## [Task statement]
Transcribe each record exactly. Include every one.

## [Exercise material]

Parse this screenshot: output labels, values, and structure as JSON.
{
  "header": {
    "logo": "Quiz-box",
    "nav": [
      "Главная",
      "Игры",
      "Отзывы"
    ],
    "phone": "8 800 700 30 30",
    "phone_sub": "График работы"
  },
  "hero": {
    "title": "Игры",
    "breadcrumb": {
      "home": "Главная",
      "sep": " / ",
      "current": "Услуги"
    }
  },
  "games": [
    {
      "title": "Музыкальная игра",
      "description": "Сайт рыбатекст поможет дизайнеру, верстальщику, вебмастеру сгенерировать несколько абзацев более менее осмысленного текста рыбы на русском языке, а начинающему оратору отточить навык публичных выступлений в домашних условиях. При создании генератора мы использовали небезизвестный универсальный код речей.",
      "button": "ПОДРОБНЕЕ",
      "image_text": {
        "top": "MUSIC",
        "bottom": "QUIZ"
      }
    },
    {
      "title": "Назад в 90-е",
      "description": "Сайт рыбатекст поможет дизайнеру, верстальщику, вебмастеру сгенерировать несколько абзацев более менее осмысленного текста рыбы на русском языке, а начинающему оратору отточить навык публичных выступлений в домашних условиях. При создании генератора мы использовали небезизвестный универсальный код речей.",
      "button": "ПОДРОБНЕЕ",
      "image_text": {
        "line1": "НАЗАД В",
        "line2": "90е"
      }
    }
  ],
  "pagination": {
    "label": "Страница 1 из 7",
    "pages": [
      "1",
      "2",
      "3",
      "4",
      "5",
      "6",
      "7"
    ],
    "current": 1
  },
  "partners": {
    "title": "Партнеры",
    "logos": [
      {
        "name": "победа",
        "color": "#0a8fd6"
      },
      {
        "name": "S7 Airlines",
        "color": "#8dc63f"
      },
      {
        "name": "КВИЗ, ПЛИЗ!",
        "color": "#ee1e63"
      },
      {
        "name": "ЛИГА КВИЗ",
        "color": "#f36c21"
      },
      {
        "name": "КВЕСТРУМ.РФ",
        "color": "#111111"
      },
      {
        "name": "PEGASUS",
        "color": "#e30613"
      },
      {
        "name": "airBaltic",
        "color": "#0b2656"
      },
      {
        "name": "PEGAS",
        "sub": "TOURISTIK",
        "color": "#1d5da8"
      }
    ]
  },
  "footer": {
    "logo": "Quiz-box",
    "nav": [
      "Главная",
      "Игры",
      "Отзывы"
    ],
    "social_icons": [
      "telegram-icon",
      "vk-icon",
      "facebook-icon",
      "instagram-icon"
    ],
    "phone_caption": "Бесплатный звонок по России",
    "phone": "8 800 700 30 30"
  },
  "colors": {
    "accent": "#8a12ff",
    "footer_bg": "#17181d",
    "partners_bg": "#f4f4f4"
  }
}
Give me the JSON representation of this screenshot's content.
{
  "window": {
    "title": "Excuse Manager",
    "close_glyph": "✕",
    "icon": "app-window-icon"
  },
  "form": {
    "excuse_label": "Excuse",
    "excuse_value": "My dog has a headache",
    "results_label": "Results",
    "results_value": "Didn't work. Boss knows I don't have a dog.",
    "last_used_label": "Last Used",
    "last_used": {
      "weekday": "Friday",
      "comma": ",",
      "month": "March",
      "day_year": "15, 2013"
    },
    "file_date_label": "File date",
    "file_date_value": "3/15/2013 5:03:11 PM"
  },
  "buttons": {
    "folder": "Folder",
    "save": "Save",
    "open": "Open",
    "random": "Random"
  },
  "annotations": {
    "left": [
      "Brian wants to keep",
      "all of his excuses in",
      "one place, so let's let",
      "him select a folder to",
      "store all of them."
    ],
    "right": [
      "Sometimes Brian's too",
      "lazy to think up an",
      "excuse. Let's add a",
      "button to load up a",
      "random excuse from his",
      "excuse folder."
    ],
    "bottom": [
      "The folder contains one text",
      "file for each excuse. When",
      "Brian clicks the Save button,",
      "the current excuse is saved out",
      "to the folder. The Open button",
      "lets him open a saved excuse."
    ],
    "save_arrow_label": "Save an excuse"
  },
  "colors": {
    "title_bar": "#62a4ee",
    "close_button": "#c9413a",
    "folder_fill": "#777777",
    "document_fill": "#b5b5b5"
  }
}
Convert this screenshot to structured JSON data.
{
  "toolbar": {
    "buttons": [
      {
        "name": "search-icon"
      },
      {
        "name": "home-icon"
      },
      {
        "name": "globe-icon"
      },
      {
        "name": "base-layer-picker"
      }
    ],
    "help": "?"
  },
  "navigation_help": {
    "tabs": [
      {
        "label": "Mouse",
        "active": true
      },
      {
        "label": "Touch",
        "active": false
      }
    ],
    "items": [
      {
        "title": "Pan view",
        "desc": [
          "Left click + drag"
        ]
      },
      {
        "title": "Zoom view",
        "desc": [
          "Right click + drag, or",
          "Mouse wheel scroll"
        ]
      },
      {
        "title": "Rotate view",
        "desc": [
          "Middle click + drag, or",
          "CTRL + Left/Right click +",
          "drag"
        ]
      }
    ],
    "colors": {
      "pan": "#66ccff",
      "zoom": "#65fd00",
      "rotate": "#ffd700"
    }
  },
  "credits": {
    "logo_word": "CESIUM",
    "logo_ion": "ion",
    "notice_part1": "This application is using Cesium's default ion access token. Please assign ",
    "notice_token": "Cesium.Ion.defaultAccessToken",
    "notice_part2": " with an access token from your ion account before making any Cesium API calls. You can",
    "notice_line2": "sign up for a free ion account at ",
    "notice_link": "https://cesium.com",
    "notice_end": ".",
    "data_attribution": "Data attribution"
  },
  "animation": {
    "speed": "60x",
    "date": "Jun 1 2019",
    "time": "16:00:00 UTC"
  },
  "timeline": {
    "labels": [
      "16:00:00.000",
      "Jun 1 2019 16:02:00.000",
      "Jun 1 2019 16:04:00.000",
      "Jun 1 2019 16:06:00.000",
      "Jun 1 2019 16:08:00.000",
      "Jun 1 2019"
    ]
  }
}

## [Result of this task]
Parse this screenshot: output labels, values, and structure as JSON.
{
  "header": {
    "logo": "Quiz-box",
    "nav": [
      "Главная",
      "Игры",
      "Отзывы"
    ],
    "phone": "8 800 700 30 30",
    "phone_sub": "График работы"
  },
  "hero": {
    "title": "Игры",
    "breadcrumb": {
      "home": "Главная",
      "sep": " / ",
      "current": "Услуги"
    }
  },
  "games": [
    {
      "title": "Музыкальная игра",
      "description": "Сайт рыбатекст поможет дизайнеру, верстальщику, вебмастеру сгенерировать несколько абзацев более менее осмысленного текста рыбы на русском языке, а начинающему оратору отточить навык публичных выступлений в домашних условиях. При создании генератора мы использовали небезизвестный универсальный код речей.",
      "button": "ПОДРОБНЕЕ",
      "image_text": {
        "top": "MUSIC",
        "bottom": "QUIZ"
      }
    },
    {
      "title": "Назад в 90-е",
      "description": "Сайт рыбатекст поможет дизайнеру, верстальщику, вебмастеру сгенерировать несколько абзацев более менее осмысленного текста рыбы на русском языке, а начинающему оратору отточить навык публичных выступлений в домашних условиях. При создании генератора мы использовали небезизвестный универсальный код речей.",
      "button": "ПОДРОБНЕЕ",
      "image_text": {
        "line1": "НАЗАД В",
        "line2": "90е"
      }
    }
  ],
  "pagination": {
    "label": "Страница 1 из 7",
    "pages": [
      "1",
      "2",
      "3",
      "4",
      "5",
      "6",
      "7"
    ],
    "current": 1
  },
  "partners": {
    "title": "Партнеры",
    "logos": [
      {
        "name": "победа",
        "color": "#0a8fd6"
      },
      {
        "name": "S7 Airlines",
        "color": "#8dc63f"
      },
      {
        "name": "КВИЗ, ПЛИЗ!",
        "color": "#ee1e63"
      },
      {
        "name": "ЛИГА КВИЗ",
        "color": "#f36c21"
      },
      {
        "name": "КВЕСТРУМ.РФ",
        "color": "#111111"
      },
      {
        "name": "PEGASUS",
        "color": "#e30613"
      },
      {
        "name": "airBaltic",
        "color": "#0b2656"
      },
      {
        "name": "PEGAS",
        "sub": "TOURISTIK",
        "color": "#1d5da8"
      }
    ]
  },
  "footer": {
    "logo": "Quiz-box",
    "nav": [
      "Главная",
      "Игры",
      "Отзывы"
    ],
    "social_icons": [
      "telegram-icon",
      "vk-icon",
      "facebook-icon",
      "instagram-icon"
    ],
    "phone_caption": "Бесплатный звонок по России",
    "phone": "8 800 700 30 30"
  },
  "colors": {
    "accent": "#8a12ff",
    "footer_bg": "#17181d",
    "partners_bg": "#f4f4f4"
  }
}
Give me the JSON representation of this screenshot's content.
{
  "window": {
    "title": "Excuse Manager",
    "close_glyph": "✕",
    "icon": "app-window-icon"
  },
  "form": {
    "excuse_label": "Excuse",
    "excuse_value": "My dog has a headache",
    "results_label": "Results",
    "results_value": "Didn't work. Boss knows I don't have a dog.",
    "last_used_label": "Last Used",
    "last_used": {
      "weekday": "Friday",
      "comma": ",",
      "month": "March",
      "day_year": "15, 2013"
    },
    "file_date_label": "File date",
    "file_date_value": "3/15/2013 5:03:11 PM"
  },
  "buttons": {
    "folder": "Folder",
    "save": "Save",
    "open": "Open",
    "random": "Random"
  },
  "annotations": {
    "left": [
      "Brian wants to keep",
      "all of his excuses in",
      "one place, so let's let",
      "him select a folder to",
      "store all of them."
    ],
    "right": [
      "Sometimes Brian's too",
      "lazy to think up an",
      "excuse. Let's add a",
      "button to load up a",
      "random excuse from his",
      "excuse folder."
    ],
    "bottom": [
      "The folder contains one text",
      "file for each excuse. When",
      "Brian clicks the Save button,",
      "the current excuse is saved out",
      "to the folder. The Open button",
      "lets him open a saved excuse."
    ],
    "save_arrow_label": "Save an excuse"
  },
  "colors": {
    "title_bar": "#62a4ee",
    "close_button": "#c9413a",
    "folder_fill": "#777777",
    "document_fill": "#b5b5b5"
  }
}
Convert this screenshot to structured JSON data.
{
  "toolbar": {
    "buttons": [
      {
        "name": "search-icon"
      },
      {
        "name": "home-icon"
      },
      {
        "name": "globe-icon"
      },
      {
        "name": "base-layer-picker"
      }
    ],
    "help": "?"
  },
  "navigation_help": {
    "tabs": [
      {
        "label": "Mouse",
        "active": true
      },
      {
        "label": "Touch",
        "active": false
      }
    ],
    "items": [
      {
        "title": "Pan view",
        "desc": [
          "Left click + drag"
        ]
      },
      {
        "title": "Zoom view",
        "desc": [
          "Right click + drag, or",
          "Mouse wheel scroll"
        ]
      },
      {
        "title": "Rotate view",
        "desc": [
          "Middle click + drag, or",
          "CTRL + Left/Right click +",
          "drag"
        ]
      }
    ],
    "colors": {
      "pan": "#66ccff",
      "zoom": "#65fd00",
      "rotate": "#ffd700"
    }
  },
  "credits": {
    "logo_word": "CESIUM",
    "logo_ion": "ion",
    "notice_part1": "This application is using Cesium's default ion access token. Please assign ",
    "notice_token": "Cesium.Ion.defaultAccessToken",
    "notice_part2": " with an access token from your ion account before making any Cesium API calls. You can",
    "notice_line2": "sign up for a free ion account at ",
    "notice_link": "https://cesium.com",
    "notice_end": ".",
    "data_attribution": "Data attribution"
  },
  "animation": {
    "speed": "60x",
    "date": "Jun 1 2019",
    "time": "16:00:00 UTC"
  },
  "timeline": {
    "labels": [
      "16:00:00.000",
      "Jun 1 2019 16:02:00.000",
      "Jun 1 2019 16:04:00.000",
      "Jun 1 2019 16:06:00.000",
      "Jun 1 2019 16:08:00.000",
      "Jun 1 2019"
    ]
  }
}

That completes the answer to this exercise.